> Material
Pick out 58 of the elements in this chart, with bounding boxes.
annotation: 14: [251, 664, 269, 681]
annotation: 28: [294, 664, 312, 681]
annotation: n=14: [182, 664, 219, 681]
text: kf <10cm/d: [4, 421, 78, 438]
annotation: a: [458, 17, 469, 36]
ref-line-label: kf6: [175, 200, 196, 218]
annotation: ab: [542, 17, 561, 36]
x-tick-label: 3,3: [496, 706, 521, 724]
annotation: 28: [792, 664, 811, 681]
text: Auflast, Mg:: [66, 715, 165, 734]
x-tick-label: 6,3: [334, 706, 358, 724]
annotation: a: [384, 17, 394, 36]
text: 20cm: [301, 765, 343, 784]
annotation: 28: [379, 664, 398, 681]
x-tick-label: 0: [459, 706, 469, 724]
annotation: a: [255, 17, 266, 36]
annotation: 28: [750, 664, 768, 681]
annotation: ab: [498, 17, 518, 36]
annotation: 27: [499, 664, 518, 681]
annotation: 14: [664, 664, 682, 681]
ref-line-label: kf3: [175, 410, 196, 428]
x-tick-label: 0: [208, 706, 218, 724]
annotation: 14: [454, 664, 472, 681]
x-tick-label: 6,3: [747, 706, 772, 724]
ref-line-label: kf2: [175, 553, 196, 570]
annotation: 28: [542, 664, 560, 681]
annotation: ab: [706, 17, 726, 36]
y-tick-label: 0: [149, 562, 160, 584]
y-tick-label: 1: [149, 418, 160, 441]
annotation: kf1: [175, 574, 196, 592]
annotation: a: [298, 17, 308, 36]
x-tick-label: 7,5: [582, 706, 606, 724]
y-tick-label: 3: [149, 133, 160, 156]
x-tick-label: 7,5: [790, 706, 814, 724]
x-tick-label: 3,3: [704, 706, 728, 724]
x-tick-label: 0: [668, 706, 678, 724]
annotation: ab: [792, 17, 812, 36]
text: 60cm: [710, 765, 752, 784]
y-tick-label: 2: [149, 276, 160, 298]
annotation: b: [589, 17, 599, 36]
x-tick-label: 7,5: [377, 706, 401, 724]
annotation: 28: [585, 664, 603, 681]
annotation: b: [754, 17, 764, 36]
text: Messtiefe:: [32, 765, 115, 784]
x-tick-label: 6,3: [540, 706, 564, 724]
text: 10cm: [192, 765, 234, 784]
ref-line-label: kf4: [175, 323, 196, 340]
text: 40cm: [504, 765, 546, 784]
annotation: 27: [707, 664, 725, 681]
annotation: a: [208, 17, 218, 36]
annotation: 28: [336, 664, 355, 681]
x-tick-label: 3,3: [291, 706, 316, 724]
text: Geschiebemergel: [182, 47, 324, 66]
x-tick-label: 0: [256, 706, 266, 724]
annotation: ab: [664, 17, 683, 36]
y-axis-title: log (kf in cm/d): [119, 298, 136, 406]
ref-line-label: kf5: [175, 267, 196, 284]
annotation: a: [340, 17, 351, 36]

> Instruction
Can you copy every item above line for line, without changing a single character?

> Solution
Pick out 58 of the elements in this chart, with bounding boxes.
annotation: 14: [251, 664, 269, 681]
annotation: 28: [294, 664, 312, 681]
annotation: n=14: [182, 664, 219, 681]
text: kf <10cm/d: [4, 421, 78, 438]
annotation: a: [458, 17, 469, 36]
ref-line-label: kf6: [175, 200, 196, 218]
annotation: ab: [542, 17, 561, 36]
x-tick-label: 3,3: [496, 706, 521, 724]
annotation: 28: [792, 664, 811, 681]
text: Auflast, Mg:: [66, 715, 165, 734]
x-tick-label: 6,3: [334, 706, 358, 724]
annotation: a: [384, 17, 394, 36]
text: 20cm: [301, 765, 343, 784]
annotation: 28: [379, 664, 398, 681]
x-tick-label: 0: [459, 706, 469, 724]
annotation: a: [255, 17, 266, 36]
annotation: 28: [750, 664, 768, 681]
annotation: ab: [498, 17, 518, 36]
annotation: 27: [499, 664, 518, 681]
annotation: 14: [664, 664, 682, 681]
ref-line-label: kf3: [175, 410, 196, 428]
x-tick-label: 0: [208, 706, 218, 724]
annotation: 14: [454, 664, 472, 681]
x-tick-label: 6,3: [747, 706, 772, 724]
ref-line-label: kf2: [175, 553, 196, 570]
annotation: 28: [542, 664, 560, 681]
annotation: ab: [706, 17, 726, 36]
y-tick-label: 0: [149, 562, 160, 584]
y-tick-label: 1: [149, 418, 160, 441]
annotation: kf1: [175, 574, 196, 592]
annotation: a: [298, 17, 308, 36]
x-tick-label: 7,5: [582, 706, 606, 724]
y-tick-label: 3: [149, 133, 160, 156]
x-tick-label: 7,5: [790, 706, 814, 724]
x-tick-label: 3,3: [704, 706, 728, 724]
x-tick-label: 0: [668, 706, 678, 724]
annotation: ab: [792, 17, 812, 36]
text: 60cm: [710, 765, 752, 784]
y-tick-label: 2: [149, 276, 160, 298]
annotation: b: [589, 17, 599, 36]
x-tick-label: 7,5: [377, 706, 401, 724]
annotation: 28: [585, 664, 603, 681]
annotation: b: [754, 17, 764, 36]
text: Messtiefe:: [32, 765, 115, 784]
x-tick-label: 6,3: [540, 706, 564, 724]
text: 10cm: [192, 765, 234, 784]
ref-line-label: kf4: [175, 323, 196, 340]
text: 40cm: [504, 765, 546, 784]
annotation: 27: [707, 664, 725, 681]
annotation: a: [208, 17, 218, 36]
annotation: 28: [336, 664, 355, 681]
x-tick-label: 3,3: [291, 706, 316, 724]
text: Geschiebemergel: [182, 47, 324, 66]
x-tick-label: 0: [256, 706, 266, 724]
annotation: ab: [664, 17, 683, 36]
y-axis-title: log (kf in cm/d): [119, 298, 136, 406]
ref-line-label: kf5: [175, 267, 196, 284]
annotation: a: [340, 17, 351, 36]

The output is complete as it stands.